* Articolo:
Translagorai Classic

17/07/2021 Francesco Paco Gentilucci

Presuppongo che se sperate di trovare qualche info utile dal mio racconto non la troverete.
L’attitudine dell’ultrarunning è una calamita che ti avvicina a persone di un certo tipo e a vivere certe cose, che, per quanto vogliate, succedono solo dopo che hai portato il tuo corpo a spasso per l’inferno.
Lo dico per inciso: trovo quella democratica idea buonista che tutti possano parlare di tutto e che fare 20 min di jogging è come fare una ultra piuttosto idiota. Per capire il sapore di una cola dopo 22 ore di corsa nei monti devi passare 20 ore al vento, alla pioggia, al sole, scavando dentro te stesso per l’idea di arrivare in fondo e poi provarlo: non credo che esistano scorciatoie.

16 luglio 2021, pomeriggio
Filippo è un ragazzo con certi valori. Utilizza borracce rigide a mano e magliette in cotone, corre come i pionieri dell’ultrarunning, è un heart runner che può vivere gare o giornate spaventosamente alte o basse. Il suo approccio alla vita è metodico, ma nella corsa è anche istintivo e questo mi piace perché non riesco proprio a vivere la corsa come un ingegnere. È meno cazzone di me, non fa cose così tanto a caso, ma se c’è da andare All In non si fa troppi problemi.

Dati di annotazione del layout
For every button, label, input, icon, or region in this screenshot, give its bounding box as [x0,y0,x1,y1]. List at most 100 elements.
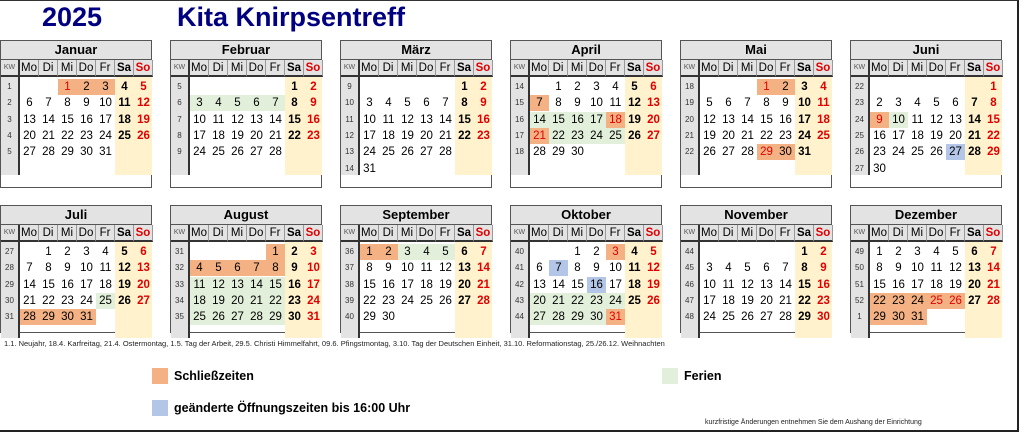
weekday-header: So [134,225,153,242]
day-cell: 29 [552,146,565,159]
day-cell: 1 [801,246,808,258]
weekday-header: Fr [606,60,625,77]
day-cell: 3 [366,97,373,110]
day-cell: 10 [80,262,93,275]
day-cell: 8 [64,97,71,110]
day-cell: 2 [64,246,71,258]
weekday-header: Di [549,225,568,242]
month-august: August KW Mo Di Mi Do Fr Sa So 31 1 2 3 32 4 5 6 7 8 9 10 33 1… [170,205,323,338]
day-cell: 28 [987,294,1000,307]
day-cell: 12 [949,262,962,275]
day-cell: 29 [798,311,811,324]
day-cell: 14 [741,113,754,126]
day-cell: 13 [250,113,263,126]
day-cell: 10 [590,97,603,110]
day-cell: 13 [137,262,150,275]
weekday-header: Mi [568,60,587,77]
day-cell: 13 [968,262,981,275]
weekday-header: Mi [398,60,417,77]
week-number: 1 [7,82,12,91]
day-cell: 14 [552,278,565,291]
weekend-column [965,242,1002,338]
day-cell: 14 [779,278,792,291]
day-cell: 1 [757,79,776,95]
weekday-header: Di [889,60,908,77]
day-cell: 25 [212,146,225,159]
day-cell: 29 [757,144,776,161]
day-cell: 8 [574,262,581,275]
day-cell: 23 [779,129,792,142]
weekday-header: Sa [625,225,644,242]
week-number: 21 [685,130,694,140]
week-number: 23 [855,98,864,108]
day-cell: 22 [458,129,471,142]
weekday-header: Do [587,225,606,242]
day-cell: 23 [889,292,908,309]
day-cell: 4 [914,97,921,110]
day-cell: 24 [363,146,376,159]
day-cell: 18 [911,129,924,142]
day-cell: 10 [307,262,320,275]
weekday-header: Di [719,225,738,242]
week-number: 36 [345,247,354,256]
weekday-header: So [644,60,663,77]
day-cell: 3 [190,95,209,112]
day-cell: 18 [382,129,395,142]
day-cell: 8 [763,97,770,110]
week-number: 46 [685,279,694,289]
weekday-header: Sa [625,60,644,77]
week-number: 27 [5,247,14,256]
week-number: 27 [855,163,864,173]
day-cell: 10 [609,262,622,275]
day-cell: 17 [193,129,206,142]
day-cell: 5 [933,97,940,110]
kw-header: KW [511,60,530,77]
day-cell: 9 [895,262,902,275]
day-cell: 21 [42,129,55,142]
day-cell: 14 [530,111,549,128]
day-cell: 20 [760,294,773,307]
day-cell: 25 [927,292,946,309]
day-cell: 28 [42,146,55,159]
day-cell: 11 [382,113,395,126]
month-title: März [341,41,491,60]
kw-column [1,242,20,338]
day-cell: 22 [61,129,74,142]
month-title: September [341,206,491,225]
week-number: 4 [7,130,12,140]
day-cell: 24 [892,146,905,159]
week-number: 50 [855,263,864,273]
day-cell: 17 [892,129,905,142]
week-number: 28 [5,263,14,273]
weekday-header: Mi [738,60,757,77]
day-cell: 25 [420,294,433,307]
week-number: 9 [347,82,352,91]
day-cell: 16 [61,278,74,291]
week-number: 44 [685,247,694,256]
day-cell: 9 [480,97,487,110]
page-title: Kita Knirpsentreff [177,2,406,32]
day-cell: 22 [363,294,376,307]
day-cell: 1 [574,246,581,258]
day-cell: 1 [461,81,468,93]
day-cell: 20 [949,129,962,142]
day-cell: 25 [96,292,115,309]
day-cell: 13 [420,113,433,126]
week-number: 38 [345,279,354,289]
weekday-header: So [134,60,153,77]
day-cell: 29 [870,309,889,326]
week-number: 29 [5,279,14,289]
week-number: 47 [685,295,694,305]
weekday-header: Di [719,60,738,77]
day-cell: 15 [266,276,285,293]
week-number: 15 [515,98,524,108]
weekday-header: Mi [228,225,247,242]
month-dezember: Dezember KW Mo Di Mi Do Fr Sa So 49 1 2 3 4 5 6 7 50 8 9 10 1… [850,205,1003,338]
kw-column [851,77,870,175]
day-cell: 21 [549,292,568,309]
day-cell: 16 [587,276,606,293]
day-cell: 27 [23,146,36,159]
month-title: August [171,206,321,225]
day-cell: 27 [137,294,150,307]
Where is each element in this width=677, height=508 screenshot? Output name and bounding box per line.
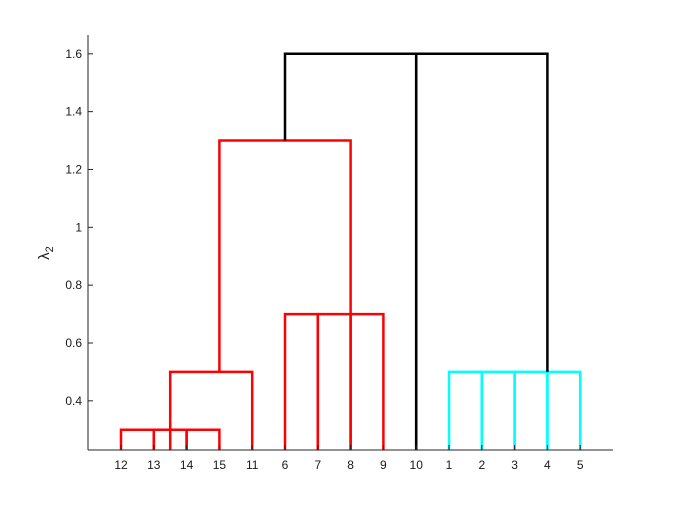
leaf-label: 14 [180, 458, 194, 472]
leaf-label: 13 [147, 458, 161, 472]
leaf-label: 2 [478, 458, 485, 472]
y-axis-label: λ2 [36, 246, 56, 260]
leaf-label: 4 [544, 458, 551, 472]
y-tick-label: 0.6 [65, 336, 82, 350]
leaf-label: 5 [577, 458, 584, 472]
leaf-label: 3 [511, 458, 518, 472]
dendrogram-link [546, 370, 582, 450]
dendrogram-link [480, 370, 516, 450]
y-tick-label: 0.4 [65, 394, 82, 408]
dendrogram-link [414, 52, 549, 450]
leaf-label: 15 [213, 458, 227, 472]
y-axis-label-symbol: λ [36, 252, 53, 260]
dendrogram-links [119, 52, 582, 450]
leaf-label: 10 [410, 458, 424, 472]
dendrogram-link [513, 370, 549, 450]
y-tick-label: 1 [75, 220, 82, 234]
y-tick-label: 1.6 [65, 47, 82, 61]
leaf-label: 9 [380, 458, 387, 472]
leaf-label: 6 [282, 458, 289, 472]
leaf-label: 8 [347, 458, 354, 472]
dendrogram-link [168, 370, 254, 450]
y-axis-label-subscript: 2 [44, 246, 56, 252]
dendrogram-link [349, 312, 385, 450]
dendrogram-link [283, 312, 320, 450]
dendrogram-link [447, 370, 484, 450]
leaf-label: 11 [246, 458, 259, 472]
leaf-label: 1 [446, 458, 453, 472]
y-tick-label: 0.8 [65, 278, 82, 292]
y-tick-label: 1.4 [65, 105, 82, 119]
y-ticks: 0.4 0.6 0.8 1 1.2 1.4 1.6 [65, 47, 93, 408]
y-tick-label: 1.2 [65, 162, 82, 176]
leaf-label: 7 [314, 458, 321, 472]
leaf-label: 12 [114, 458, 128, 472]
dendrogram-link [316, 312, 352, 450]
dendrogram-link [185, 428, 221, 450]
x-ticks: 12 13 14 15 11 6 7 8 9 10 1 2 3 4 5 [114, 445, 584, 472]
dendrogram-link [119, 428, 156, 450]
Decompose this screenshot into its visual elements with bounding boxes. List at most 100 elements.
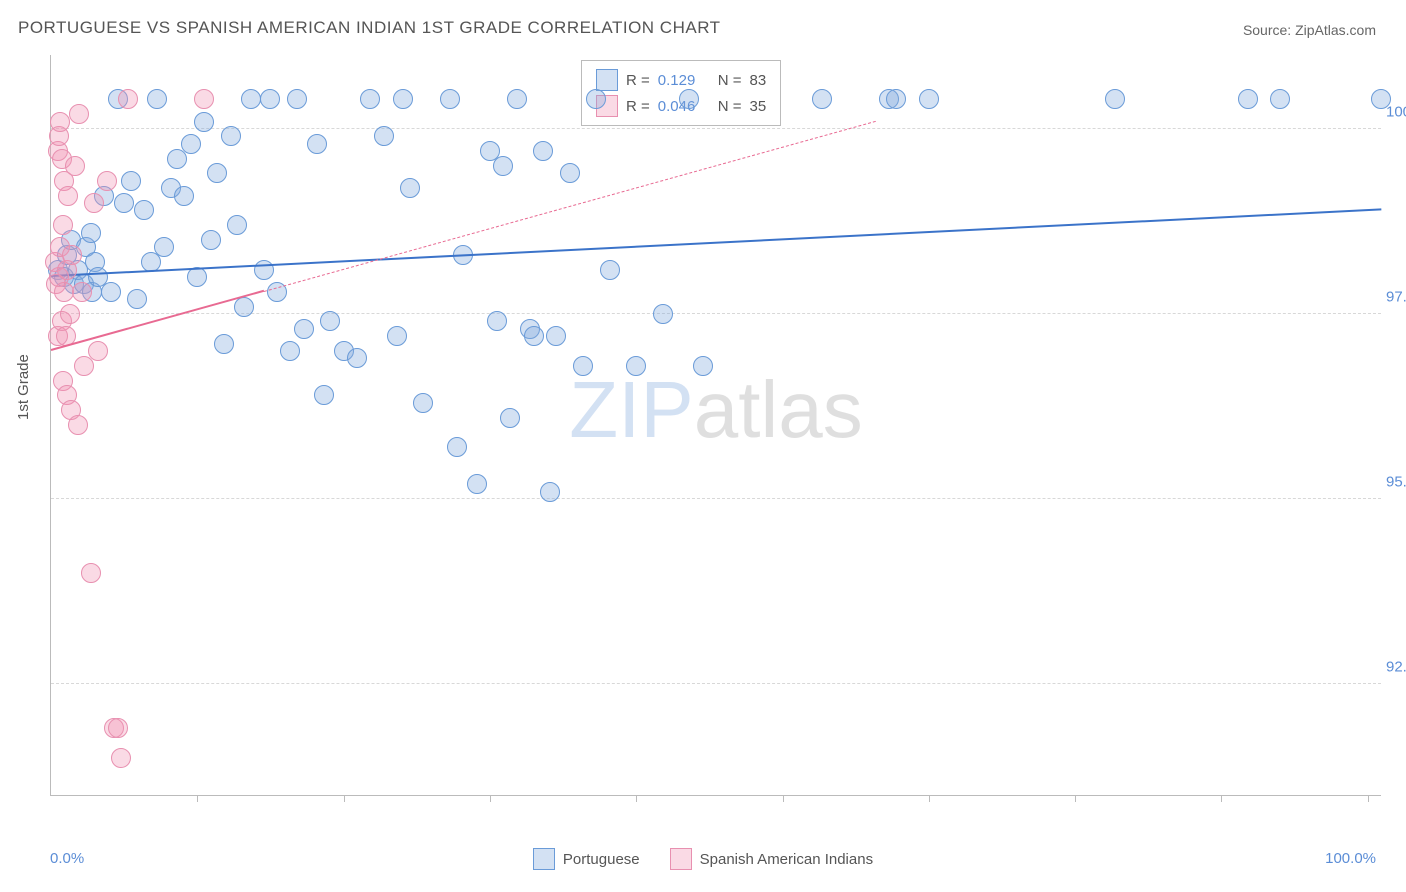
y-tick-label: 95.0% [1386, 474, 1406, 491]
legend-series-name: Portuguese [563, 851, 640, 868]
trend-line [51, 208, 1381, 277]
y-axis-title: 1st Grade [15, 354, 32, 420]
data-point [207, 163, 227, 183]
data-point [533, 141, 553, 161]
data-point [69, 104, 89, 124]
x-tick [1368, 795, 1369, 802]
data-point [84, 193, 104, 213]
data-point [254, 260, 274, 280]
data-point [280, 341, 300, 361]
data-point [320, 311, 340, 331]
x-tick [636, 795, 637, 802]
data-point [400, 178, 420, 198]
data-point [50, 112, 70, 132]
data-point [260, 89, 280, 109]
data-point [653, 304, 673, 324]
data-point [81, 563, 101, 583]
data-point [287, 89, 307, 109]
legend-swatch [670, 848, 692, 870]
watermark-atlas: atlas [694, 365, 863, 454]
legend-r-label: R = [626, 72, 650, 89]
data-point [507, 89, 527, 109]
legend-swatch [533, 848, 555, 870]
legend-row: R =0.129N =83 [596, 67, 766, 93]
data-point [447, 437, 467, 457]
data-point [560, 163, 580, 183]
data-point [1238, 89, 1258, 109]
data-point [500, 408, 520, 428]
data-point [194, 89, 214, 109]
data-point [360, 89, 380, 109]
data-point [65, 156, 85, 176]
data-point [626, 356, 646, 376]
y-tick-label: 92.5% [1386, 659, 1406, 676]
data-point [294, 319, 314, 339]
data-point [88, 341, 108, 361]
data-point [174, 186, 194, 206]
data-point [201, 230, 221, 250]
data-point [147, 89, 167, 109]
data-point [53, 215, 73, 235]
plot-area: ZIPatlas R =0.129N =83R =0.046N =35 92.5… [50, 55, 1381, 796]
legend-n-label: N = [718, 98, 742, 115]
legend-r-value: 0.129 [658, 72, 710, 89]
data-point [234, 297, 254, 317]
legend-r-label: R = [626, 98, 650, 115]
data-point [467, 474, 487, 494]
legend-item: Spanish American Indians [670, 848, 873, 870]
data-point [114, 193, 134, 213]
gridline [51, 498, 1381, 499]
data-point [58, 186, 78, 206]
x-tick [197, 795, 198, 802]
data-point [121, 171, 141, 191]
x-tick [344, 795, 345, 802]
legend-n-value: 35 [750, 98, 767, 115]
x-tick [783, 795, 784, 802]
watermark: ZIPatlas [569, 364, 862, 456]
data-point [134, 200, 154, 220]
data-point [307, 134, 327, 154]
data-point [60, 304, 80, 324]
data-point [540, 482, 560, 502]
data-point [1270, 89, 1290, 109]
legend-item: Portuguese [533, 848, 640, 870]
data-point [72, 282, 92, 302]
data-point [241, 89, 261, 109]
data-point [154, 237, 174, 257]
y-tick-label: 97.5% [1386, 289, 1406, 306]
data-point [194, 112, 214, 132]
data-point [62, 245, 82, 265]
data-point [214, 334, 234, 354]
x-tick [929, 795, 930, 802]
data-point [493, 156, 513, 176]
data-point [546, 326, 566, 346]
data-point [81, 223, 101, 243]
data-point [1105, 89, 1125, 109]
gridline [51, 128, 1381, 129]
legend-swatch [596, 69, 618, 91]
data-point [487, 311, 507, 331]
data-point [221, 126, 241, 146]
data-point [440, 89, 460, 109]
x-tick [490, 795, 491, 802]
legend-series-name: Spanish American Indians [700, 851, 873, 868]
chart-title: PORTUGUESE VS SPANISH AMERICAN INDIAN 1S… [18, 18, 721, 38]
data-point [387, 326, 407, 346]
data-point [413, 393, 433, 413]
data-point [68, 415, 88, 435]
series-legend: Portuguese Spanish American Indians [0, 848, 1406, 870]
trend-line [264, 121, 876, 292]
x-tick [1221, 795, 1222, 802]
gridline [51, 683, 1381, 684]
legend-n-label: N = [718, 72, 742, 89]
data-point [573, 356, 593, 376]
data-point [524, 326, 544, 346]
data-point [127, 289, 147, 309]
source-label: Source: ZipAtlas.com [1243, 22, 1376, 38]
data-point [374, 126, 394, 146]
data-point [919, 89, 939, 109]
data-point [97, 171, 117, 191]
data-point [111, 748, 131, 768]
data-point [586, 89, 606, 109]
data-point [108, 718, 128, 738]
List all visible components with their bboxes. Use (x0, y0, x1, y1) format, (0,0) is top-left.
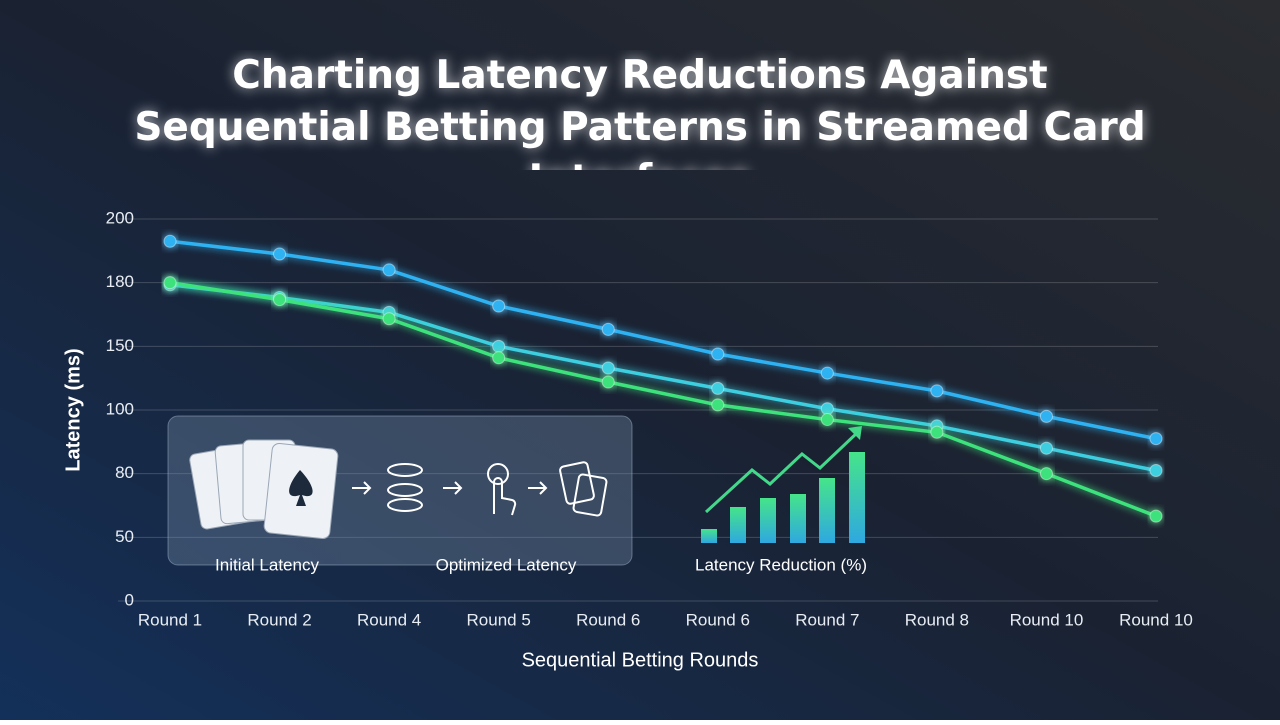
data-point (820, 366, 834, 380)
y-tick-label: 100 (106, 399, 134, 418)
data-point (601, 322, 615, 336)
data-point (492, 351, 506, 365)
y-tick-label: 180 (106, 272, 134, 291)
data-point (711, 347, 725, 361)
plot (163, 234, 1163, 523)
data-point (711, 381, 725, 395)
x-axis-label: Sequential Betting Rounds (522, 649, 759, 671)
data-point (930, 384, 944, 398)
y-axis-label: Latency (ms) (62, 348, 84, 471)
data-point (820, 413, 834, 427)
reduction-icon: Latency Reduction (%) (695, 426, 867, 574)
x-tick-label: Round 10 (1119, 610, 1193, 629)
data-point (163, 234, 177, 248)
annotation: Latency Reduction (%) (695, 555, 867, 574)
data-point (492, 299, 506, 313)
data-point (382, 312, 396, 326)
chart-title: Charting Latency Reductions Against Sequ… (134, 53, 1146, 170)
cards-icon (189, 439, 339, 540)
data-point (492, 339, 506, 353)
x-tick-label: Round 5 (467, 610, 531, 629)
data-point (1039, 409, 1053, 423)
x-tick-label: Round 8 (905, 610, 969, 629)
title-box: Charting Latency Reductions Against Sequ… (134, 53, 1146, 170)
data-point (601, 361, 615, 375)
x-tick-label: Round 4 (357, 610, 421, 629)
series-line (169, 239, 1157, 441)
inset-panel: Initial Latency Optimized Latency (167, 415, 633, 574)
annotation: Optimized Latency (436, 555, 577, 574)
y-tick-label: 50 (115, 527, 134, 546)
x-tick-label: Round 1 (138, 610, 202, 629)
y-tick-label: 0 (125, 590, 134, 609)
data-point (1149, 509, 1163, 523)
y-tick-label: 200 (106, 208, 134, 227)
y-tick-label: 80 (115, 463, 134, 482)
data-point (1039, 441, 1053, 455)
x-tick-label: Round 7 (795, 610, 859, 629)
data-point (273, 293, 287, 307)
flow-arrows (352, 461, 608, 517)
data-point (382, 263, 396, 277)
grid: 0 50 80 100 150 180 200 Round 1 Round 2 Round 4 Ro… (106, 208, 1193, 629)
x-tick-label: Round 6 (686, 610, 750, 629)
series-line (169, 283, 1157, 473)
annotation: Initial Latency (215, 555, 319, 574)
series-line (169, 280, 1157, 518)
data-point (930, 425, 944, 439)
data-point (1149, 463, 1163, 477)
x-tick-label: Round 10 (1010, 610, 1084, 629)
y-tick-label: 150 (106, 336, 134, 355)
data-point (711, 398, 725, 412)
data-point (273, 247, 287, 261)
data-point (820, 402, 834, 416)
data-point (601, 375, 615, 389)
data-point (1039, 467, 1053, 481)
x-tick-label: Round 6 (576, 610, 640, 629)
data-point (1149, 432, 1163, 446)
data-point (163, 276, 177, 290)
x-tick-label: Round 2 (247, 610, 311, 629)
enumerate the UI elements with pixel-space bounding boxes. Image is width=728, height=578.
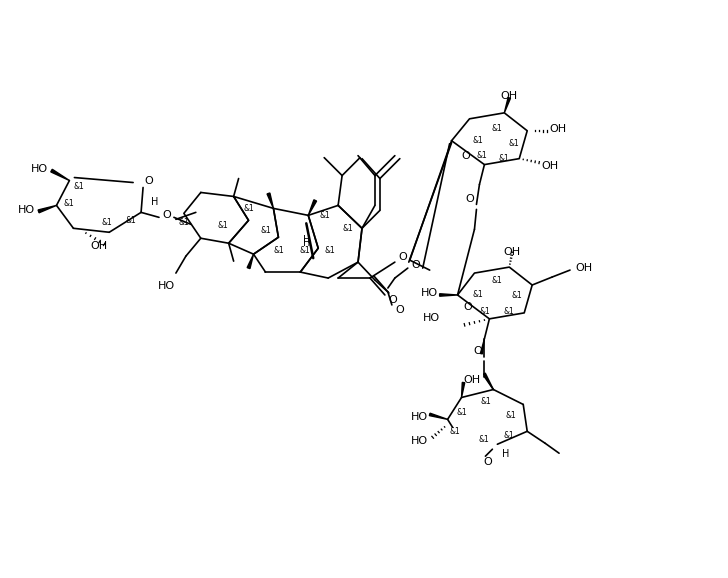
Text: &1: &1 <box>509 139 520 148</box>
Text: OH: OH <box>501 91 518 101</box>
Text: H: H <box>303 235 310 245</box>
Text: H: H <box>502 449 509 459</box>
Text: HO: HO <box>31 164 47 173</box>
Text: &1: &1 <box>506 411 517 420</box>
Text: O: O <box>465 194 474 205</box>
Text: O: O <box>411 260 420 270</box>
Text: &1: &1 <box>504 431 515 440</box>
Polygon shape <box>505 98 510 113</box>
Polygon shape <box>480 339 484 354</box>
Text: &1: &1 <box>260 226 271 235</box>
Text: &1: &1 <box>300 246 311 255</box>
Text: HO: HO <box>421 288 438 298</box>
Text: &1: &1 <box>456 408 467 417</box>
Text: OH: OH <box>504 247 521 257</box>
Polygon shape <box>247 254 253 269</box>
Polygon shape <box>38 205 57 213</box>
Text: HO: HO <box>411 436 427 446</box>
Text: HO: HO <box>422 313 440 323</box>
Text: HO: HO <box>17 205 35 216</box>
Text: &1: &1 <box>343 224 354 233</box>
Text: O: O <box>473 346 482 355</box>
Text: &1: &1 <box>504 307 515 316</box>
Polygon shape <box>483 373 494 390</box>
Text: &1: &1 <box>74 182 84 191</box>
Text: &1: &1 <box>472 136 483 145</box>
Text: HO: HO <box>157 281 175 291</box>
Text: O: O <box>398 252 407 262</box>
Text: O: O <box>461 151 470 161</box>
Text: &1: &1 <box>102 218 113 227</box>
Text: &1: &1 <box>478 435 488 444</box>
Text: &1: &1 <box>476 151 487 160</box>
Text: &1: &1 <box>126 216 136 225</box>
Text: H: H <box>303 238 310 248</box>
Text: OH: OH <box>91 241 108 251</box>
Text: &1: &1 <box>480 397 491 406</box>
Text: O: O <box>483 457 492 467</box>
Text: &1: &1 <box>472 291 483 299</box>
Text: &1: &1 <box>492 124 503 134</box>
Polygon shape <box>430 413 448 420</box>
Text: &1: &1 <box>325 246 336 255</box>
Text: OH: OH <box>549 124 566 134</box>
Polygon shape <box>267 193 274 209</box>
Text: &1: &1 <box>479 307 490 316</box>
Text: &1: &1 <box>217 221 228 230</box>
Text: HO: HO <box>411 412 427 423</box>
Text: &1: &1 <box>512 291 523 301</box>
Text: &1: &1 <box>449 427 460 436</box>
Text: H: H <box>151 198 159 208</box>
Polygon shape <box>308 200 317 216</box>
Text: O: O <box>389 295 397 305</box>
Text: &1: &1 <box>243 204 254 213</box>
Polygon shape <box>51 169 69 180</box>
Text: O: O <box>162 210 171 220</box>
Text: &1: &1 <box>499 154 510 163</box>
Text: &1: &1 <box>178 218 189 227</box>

* Esercizi da svolgere:
1. Trascrivi come elenco JSON di stringhe, una per riga e senza righe vuote, il tratto delle righe di annotazione che si apre con la riga contenente "data-point (820, 366, 834, 380)" e si chiude con quella contenente "data-point (930, 384, 944, 398)", entrambe comprese.
2. Prosegui il racconto sulla Translagorai Classic a partire dal punto in cui si interrompe.

* Risposte attese:
1.
[
  "data-point (820, 366, 834, 380)",
  "y-tick-label: 100 (106, 399, 134, 418)",
  "data-point (601, 322, 615, 336)",
  "data-point (492, 351, 506, 365)",
  "y-tick-label: 180 (106, 272, 134, 291)",
  "data-point (711, 347, 725, 361)",
  "plot (163, 234, 1163, 523)",
  "data-point (711, 381, 725, 395)",
  "x-axis-label: Sequential Betting Rounds (522, 649, 759, 671)",
  "data-point (930, 384, 944, 398)"
]

2.
Ha anche ben chiaro il concetto di responsabilità e mi sembra uno che non vuole aspettare che le cose gli cadano addosso, ma ha voglia di farle succedere. Oltretutto se non fosse stato per lui non avrei avuto più tutta questa voglia di organizzare TRANSLAGORAI CLASSIC, ma di certo, credo che non mi sarei trovato in partenza in pantaloncini, anche quest’anno.
Ci penso mentre ci cambiamo in camper sul quale viviamo. Siamo saliti il giorno prima per acclimatarci, ma in realtà è per vivere questa cosa nel pieno, senza avere rimorsi. Parcheggiati al Rolle e dopo che ci ha raggiunto Miki Sandri abbiamo passato la giornata a cucinare, bere caffè e parlare di cose della vita. Miki non sapeva cosa è un repost o una storia su Instagram e questo mi ha fatto capire come molte volte siamo così dentro le nostre teste dal dimenticarci di vedere le cose con oggettività.
Miki ci ha raggiunto quassù: ha saputo che facevamo questa cosa ed è salito senza farsi domande o seghe mentali. Se un tuo amico fa qualcosa di figo, perché non raggiungerlo? Non fa una piega.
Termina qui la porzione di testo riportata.